:: Material for this exercise ::
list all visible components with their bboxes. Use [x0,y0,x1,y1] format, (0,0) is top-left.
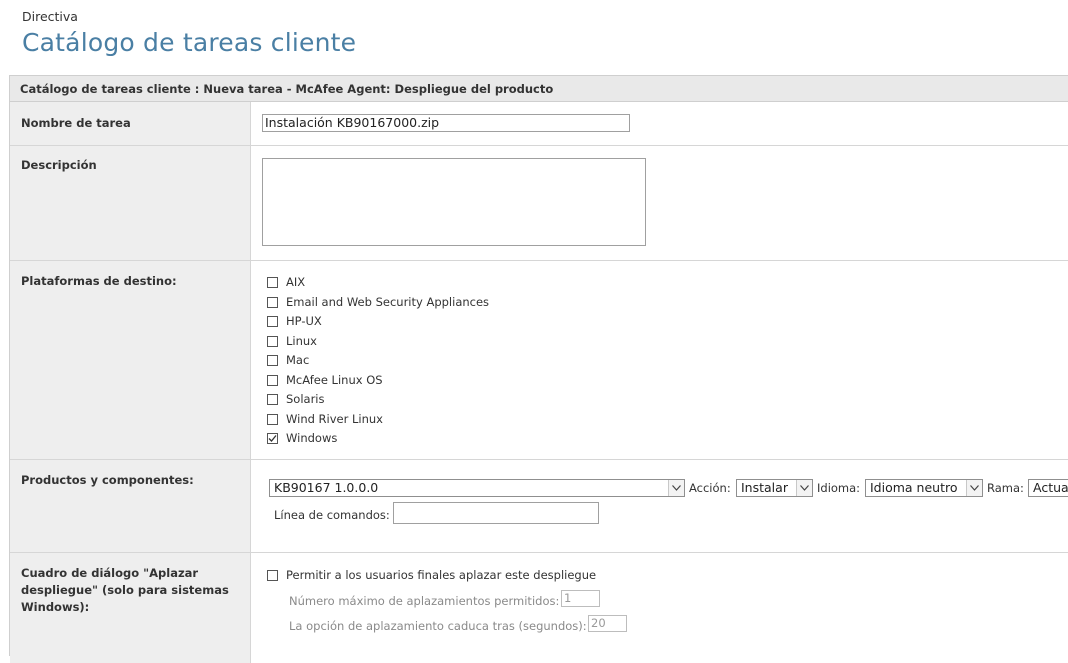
action-label: Acción: [689,481,731,495]
task-form-panel: Catálogo de tareas cliente : Nueva tarea… [9,75,1068,663]
branch-select-value: Actual [1033,480,1068,495]
task-name-row: Nombre de tarea Instalación KB90167000.z… [10,102,1068,146]
platform-label: Windows [286,431,338,445]
platform-item-solaris[interactable]: Solaris [267,391,325,407]
checkbox[interactable] [267,335,278,347]
chevron-down-icon[interactable] [668,480,684,496]
platform-item-mcafee-linux[interactable]: McAfee Linux OS [267,372,383,388]
postpone-label: Cuadro de diálogo "Aplazar despliegue" (… [21,566,229,614]
description-label: Descripción [21,158,97,172]
checkbox[interactable] [267,296,278,308]
products-row: Productos y componentes: KB90167 1.0.0.0… [10,460,1068,553]
checkbox[interactable] [267,432,278,444]
max-postpone-label: Número máximo de aplazamientos permitido… [289,594,560,608]
checkbox[interactable] [267,276,278,288]
action-select-value: Instalar [741,480,788,495]
product-select[interactable]: KB90167 1.0.0.0 [269,479,685,497]
postpone-expire-input[interactable]: 20 [588,615,627,632]
chevron-down-icon[interactable] [796,480,812,496]
description-textarea[interactable] [262,158,646,246]
platform-item-aix[interactable]: AIX [267,274,305,290]
platform-label: McAfee Linux OS [286,373,383,387]
platform-label: HP-UX [286,314,322,328]
checkbox[interactable] [267,413,278,425]
platform-item-windows[interactable]: Windows [267,430,337,446]
language-label: Idioma: [817,481,861,495]
task-name-label: Nombre de tarea [21,116,131,130]
branch-label: Rama: [987,481,1024,495]
platform-list: AIX Email and Web Security Appliances HP… [251,261,1068,459]
platform-label: Solaris [286,392,325,406]
checkbox[interactable] [267,569,278,581]
breadcrumb: Directiva [22,9,78,24]
branch-select[interactable]: Actual [1028,479,1068,497]
chevron-down-icon[interactable] [966,480,982,496]
platform-label: Mac [286,353,310,367]
action-select[interactable]: Instalar [736,479,813,497]
panel-header: Catálogo de tareas cliente : Nueva tarea… [10,76,1068,102]
page-title: Catálogo de tareas cliente [22,28,357,57]
allow-postpone-label: Permitir a los usuarios finales aplazar … [286,568,597,582]
description-row: Descripción [10,146,1068,261]
platform-item-mac[interactable]: Mac [267,352,309,368]
allow-postpone-option[interactable]: Permitir a los usuarios finales aplazar … [267,567,596,583]
platform-label: AIX [286,275,306,289]
checkmark-icon [268,434,277,442]
platform-item-hpux[interactable]: HP-UX [267,313,322,329]
platforms-label: Plataformas de destino: [21,274,177,288]
command-line-label: Línea de comandos: [274,508,390,522]
language-select[interactable]: Idioma neutro [865,479,983,497]
products-label: Productos y componentes: [21,473,194,487]
platform-item-linux[interactable]: Linux [267,333,317,349]
platform-item-email-web[interactable]: Email and Web Security Appliances [267,294,489,310]
checkbox[interactable] [267,393,278,405]
checkbox[interactable] [267,315,278,327]
platform-label: Email and Web Security Appliances [286,295,490,309]
task-name-input[interactable]: Instalación KB90167000.zip [262,114,630,132]
checkbox[interactable] [267,354,278,366]
platform-label: Wind River Linux [286,412,383,426]
max-postpone-input[interactable]: 1 [561,590,600,607]
platform-item-wind-river[interactable]: Wind River Linux [267,411,383,427]
language-select-value: Idioma neutro [870,480,958,495]
postpone-expire-label: La opción de aplazamiento caduca tras (s… [289,619,587,633]
platform-label: Linux [286,334,317,348]
postpone-row: Cuadro de diálogo "Aplazar despliegue" (… [10,553,1068,663]
command-line-input[interactable] [393,502,599,524]
checkbox[interactable] [267,374,278,386]
platforms-row: Plataformas de destino: AIX Email and We… [10,261,1068,460]
product-select-value: KB90167 1.0.0.0 [274,480,379,495]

:: Aim ::
Reproduce every line of the material above verbatim, omitting the picture.

:: The result ::
list all visible components with their bboxes. Use [x0,y0,x1,y1] format, (0,0) is top-left.
action-label: Acción: [689,481,731,495]
task-form-panel: Catálogo de tareas cliente : Nueva tarea… [9,75,1068,663]
branch-select-value: Actual [1033,480,1068,495]
task-name-row: Nombre de tarea Instalación KB90167000.z… [10,102,1068,146]
platform-label: Windows [286,431,338,445]
platform-item-solaris[interactable]: Solaris [267,391,325,407]
checkbox[interactable] [267,335,278,347]
chevron-down-icon[interactable] [668,480,684,496]
platform-item-mcafee-linux[interactable]: McAfee Linux OS [267,372,383,388]
postpone-label: Cuadro de diálogo "Aplazar despliegue" (… [21,566,229,614]
description-label: Descripción [21,158,97,172]
checkbox[interactable] [267,296,278,308]
products-row: Productos y componentes: KB90167 1.0.0.0… [10,460,1068,553]
checkbox[interactable] [267,432,278,444]
max-postpone-label: Número máximo de aplazamientos permitido… [289,594,560,608]
checkbox[interactable] [267,276,278,288]
action-select-value: Instalar [741,480,788,495]
product-select[interactable]: KB90167 1.0.0.0 [269,479,685,497]
postpone-expire-input[interactable]: 20 [588,615,627,632]
chevron-down-icon[interactable] [796,480,812,496]
description-textarea[interactable] [262,158,646,246]
platform-item-aix[interactable]: AIX [267,274,305,290]
platform-label: McAfee Linux OS [286,373,383,387]
platform-label: HP-UX [286,314,322,328]
checkbox[interactable] [267,413,278,425]
platform-item-windows[interactable]: Windows [267,430,337,446]
language-label: Idioma: [817,481,861,495]
task-name-label: Nombre de tarea [21,116,131,130]
branch-label: Rama: [987,481,1024,495]
platform-list: AIX Email and Web Security Appliances HP… [251,261,1068,459]
platform-label: Solaris [286,392,325,406]
checkbox[interactable] [267,569,278,581]
breadcrumb: Directiva [22,9,78,24]
branch-select[interactable]: Actual [1028,479,1068,497]
chevron-down-icon[interactable] [966,480,982,496]
platform-label: Mac [286,353,310,367]
action-select[interactable]: Instalar [736,479,813,497]
panel-header: Catálogo de tareas cliente : Nueva tarea… [10,76,1068,102]
page-title: Catálogo de tareas cliente [22,28,357,57]
allow-postpone-label: Permitir a los usuarios finales aplazar … [286,568,597,582]
description-row: Descripción [10,146,1068,261]
platform-item-mac[interactable]: Mac [267,352,309,368]
allow-postpone-option[interactable]: Permitir a los usuarios finales aplazar … [267,567,596,583]
platform-label: AIX [286,275,306,289]
checkmark-icon [268,434,277,442]
platform-item-hpux[interactable]: HP-UX [267,313,322,329]
platforms-label: Plataformas de destino: [21,274,177,288]
command-line-label: Línea de comandos: [274,508,390,522]
language-select[interactable]: Idioma neutro [865,479,983,497]
products-label: Productos y componentes: [21,473,194,487]
platform-item-linux[interactable]: Linux [267,333,317,349]
platform-item-email-web[interactable]: Email and Web Security Appliances [267,294,489,310]
checkbox[interactable] [267,393,278,405]
checkbox[interactable] [267,315,278,327]
platform-label: Email and Web Security Appliances [286,295,490,309]
task-name-input[interactable]: Instalación KB90167000.zip [262,114,630,132]
checkbox[interactable] [267,354,278,366]
platform-label: Wind River Linux [286,412,383,426]
max-postpone-input[interactable]: 1 [561,590,600,607]
platform-item-wind-river[interactable]: Wind River Linux [267,411,383,427]
language-select-value: Idioma neutro [870,480,958,495]
postpone-expire-label: La opción de aplazamiento caduca tras (s… [289,619,587,633]
platform-label: Linux [286,334,317,348]
postpone-row: Cuadro de diálogo "Aplazar despliegue" (… [10,553,1068,663]
command-line-input[interactable] [393,502,599,524]
checkbox[interactable] [267,374,278,386]
platforms-row: Plataformas de destino: AIX Email and We… [10,261,1068,460]
product-select-value: KB90167 1.0.0.0 [274,480,379,495]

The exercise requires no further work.